Data records start
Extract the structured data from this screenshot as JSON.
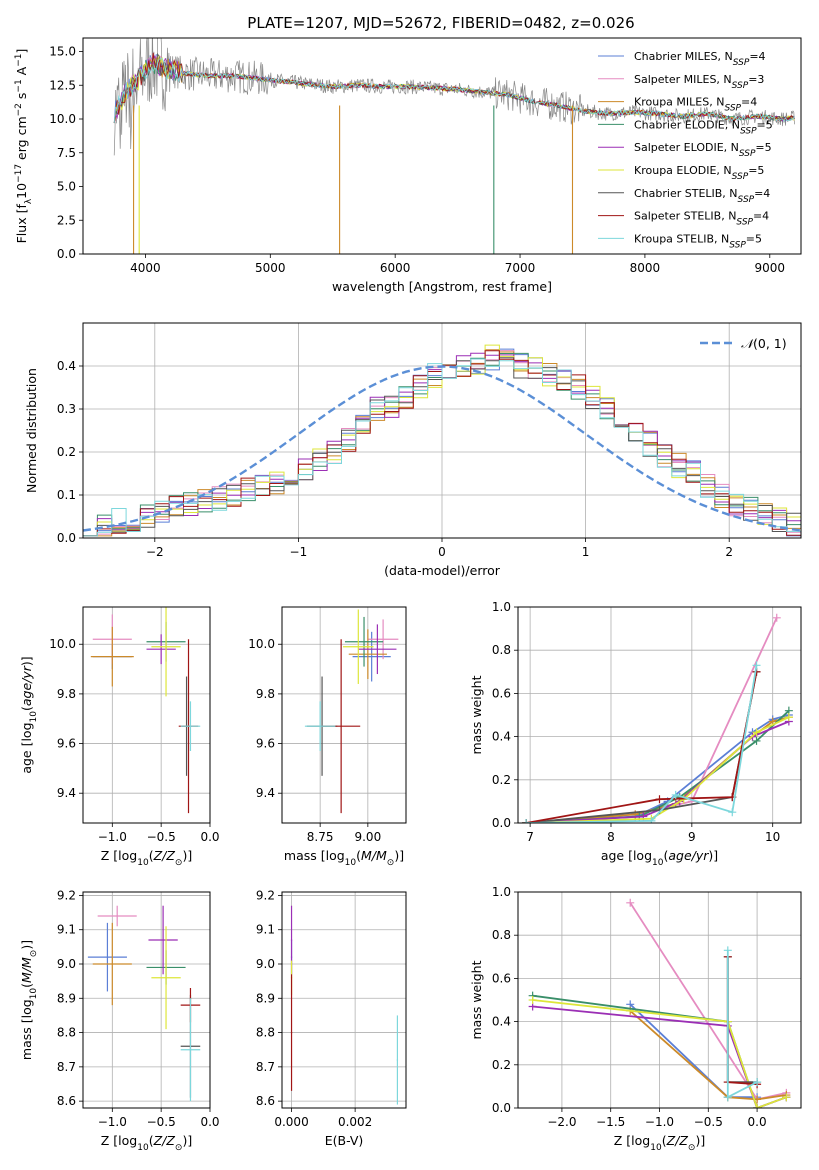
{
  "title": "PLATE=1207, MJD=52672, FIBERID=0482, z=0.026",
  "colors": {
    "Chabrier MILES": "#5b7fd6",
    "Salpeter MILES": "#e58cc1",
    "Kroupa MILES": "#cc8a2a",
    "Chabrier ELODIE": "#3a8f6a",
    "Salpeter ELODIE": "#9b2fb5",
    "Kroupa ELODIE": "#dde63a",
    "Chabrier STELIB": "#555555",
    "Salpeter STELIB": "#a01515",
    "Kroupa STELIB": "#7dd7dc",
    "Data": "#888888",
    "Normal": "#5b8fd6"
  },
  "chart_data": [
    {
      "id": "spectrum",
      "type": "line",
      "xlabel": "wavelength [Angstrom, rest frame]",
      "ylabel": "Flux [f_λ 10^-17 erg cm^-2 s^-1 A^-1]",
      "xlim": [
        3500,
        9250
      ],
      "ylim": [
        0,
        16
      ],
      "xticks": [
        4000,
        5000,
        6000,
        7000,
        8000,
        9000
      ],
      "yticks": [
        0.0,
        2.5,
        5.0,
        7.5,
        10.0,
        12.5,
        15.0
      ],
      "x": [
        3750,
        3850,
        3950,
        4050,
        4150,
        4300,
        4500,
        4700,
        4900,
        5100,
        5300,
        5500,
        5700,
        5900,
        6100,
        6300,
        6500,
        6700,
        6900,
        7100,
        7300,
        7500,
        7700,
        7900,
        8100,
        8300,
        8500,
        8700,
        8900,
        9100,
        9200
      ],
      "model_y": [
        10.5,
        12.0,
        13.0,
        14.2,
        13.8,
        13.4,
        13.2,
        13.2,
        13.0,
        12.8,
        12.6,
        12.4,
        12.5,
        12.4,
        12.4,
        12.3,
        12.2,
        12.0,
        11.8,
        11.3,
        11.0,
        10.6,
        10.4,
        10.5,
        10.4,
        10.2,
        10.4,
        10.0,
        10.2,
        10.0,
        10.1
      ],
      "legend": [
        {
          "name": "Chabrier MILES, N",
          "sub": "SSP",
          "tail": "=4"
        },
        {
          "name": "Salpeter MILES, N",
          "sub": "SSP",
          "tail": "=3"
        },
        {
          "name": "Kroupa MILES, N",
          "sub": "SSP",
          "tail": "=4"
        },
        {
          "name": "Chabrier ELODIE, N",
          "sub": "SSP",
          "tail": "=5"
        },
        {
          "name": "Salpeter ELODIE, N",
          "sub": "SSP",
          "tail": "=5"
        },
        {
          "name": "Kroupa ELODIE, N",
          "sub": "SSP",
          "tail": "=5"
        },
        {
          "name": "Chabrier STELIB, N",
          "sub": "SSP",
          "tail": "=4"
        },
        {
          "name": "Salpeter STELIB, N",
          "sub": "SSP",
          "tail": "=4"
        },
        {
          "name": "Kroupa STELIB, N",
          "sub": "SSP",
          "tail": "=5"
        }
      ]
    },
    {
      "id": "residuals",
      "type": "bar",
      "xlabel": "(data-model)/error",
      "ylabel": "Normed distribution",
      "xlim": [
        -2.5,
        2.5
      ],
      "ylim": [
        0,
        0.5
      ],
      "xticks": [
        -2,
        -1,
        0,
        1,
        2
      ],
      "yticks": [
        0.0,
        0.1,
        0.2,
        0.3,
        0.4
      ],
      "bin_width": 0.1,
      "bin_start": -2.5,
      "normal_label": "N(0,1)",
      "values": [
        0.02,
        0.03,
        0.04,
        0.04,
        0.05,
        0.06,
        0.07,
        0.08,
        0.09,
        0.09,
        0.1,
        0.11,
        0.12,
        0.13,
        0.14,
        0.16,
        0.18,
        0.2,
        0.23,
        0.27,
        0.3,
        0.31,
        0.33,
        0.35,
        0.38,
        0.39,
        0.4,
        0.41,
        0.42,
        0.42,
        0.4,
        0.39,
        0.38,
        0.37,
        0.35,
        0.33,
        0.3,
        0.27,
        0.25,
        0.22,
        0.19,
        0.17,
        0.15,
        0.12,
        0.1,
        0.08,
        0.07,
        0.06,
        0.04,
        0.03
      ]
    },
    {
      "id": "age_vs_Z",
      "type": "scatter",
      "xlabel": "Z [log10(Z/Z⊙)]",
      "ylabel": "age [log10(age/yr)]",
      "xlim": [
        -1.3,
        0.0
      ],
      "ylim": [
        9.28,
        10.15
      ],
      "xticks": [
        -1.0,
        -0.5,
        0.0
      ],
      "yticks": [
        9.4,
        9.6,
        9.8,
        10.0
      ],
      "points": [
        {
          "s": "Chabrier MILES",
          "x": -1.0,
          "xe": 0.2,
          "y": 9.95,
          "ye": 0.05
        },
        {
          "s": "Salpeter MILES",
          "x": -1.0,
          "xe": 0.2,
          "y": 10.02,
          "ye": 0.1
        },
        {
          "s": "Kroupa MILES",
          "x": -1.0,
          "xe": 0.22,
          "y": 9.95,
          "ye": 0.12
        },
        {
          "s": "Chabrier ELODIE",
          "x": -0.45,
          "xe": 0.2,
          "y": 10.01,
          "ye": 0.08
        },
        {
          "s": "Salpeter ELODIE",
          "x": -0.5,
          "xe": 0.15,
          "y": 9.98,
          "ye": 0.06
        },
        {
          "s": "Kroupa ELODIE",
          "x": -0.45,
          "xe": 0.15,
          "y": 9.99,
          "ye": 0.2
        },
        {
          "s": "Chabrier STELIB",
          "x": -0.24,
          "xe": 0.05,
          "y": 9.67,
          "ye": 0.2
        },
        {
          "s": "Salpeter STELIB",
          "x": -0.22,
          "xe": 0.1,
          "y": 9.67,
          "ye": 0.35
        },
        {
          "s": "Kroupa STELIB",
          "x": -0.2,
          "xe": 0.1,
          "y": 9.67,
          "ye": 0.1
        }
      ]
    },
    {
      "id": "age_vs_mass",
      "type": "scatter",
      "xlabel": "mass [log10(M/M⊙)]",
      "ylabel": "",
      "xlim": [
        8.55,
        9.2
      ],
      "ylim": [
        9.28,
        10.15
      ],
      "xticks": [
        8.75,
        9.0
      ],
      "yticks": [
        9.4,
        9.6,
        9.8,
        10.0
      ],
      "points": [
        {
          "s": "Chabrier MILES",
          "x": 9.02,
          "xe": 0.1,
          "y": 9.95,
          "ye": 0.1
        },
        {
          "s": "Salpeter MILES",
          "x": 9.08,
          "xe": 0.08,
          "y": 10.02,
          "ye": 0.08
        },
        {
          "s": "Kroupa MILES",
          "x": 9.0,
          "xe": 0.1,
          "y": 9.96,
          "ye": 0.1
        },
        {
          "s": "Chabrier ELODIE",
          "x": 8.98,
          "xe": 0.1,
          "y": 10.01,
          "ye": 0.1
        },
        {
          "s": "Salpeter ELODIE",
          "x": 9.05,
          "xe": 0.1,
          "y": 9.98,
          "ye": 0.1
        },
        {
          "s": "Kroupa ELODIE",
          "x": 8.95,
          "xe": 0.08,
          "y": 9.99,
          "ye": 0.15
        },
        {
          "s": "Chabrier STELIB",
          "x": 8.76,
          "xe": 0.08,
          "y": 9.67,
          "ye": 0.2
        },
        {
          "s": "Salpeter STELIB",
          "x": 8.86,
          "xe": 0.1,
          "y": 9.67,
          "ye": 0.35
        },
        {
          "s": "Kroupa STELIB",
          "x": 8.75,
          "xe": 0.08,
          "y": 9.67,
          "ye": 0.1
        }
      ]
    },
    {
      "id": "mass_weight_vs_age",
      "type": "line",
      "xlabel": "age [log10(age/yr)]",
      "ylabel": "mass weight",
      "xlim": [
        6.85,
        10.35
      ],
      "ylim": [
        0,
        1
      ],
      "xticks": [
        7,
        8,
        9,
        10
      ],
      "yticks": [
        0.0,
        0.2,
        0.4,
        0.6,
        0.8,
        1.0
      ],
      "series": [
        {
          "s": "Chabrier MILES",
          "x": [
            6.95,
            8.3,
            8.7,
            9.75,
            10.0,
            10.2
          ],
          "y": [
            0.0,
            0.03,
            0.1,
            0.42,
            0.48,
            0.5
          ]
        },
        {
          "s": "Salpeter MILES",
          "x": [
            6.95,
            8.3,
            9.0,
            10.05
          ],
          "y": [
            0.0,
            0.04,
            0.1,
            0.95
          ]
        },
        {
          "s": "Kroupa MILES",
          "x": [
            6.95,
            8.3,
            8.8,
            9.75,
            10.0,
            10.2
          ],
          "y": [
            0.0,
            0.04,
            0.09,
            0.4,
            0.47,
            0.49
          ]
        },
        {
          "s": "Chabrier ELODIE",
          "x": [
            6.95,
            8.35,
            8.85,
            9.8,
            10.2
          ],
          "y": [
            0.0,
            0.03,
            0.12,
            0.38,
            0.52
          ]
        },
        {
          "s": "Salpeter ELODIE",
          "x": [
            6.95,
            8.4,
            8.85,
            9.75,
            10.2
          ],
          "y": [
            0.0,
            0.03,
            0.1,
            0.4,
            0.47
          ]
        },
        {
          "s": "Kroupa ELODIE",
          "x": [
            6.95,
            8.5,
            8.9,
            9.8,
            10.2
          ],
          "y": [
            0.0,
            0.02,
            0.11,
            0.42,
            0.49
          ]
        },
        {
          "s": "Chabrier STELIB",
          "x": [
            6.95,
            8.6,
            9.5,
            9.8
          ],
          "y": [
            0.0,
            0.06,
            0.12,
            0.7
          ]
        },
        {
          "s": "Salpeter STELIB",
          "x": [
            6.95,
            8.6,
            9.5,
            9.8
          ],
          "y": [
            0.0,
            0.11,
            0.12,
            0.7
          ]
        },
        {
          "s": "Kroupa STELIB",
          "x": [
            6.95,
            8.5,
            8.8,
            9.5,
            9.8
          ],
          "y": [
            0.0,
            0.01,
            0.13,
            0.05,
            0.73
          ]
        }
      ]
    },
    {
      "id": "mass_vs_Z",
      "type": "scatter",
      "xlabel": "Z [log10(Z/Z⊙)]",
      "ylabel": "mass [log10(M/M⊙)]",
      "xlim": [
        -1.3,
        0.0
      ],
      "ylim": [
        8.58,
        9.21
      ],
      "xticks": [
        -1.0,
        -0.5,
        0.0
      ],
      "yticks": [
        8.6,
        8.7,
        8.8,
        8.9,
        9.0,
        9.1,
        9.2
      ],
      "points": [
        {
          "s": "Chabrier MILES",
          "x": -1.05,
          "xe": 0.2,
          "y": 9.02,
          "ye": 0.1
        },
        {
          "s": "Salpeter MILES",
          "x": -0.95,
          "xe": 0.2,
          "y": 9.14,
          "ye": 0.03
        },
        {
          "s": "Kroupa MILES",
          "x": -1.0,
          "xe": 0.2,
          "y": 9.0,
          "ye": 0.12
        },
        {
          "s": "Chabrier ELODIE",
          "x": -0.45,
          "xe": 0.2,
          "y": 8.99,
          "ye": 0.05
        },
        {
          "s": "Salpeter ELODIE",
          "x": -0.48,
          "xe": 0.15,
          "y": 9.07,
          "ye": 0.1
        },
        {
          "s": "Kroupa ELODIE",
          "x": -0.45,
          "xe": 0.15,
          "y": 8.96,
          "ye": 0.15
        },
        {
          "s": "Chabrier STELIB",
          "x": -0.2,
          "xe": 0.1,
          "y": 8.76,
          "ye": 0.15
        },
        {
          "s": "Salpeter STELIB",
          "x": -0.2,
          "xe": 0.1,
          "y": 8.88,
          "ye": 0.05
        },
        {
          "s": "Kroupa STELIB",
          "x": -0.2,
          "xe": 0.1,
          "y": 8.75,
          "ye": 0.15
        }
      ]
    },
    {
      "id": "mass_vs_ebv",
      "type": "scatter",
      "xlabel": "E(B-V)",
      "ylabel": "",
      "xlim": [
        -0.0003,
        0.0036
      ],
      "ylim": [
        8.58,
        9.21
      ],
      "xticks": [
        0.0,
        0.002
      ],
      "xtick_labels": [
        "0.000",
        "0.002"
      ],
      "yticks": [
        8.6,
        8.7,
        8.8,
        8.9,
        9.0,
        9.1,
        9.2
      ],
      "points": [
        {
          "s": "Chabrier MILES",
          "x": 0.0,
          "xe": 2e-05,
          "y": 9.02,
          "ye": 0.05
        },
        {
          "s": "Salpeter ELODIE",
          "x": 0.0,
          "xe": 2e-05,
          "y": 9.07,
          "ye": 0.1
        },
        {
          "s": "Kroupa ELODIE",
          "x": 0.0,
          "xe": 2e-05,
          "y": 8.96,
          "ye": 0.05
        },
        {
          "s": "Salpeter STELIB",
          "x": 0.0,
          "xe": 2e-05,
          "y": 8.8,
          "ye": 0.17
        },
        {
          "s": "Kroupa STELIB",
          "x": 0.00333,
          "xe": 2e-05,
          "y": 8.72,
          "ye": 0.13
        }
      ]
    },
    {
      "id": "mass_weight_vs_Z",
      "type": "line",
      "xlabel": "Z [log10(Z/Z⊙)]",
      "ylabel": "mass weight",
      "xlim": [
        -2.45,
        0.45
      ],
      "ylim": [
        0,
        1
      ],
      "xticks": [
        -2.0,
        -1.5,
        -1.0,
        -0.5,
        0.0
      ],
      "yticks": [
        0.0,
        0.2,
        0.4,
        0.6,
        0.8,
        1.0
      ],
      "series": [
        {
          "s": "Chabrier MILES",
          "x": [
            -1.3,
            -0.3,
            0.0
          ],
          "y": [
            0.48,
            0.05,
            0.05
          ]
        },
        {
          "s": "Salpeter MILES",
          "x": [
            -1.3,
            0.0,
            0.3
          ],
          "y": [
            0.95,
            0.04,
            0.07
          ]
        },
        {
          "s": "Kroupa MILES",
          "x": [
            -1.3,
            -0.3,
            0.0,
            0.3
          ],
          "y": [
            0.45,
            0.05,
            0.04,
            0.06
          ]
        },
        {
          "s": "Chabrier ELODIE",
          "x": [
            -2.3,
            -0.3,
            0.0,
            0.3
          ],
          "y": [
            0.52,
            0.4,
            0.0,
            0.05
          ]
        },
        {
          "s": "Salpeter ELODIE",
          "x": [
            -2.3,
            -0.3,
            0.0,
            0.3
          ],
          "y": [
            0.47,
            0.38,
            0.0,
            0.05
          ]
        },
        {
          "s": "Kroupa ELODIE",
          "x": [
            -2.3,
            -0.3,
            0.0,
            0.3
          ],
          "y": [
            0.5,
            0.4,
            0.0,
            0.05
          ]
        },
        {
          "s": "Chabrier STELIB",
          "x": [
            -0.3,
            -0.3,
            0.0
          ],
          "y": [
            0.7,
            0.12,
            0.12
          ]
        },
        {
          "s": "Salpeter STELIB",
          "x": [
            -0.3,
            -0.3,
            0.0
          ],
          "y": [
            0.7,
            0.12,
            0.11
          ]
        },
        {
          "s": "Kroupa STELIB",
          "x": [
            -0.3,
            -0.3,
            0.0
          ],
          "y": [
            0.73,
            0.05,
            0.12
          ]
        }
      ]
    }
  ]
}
Data records end
Given problem —
Report how many lines include the word "xlabel". Give nothing but the number.

Output for this task —
8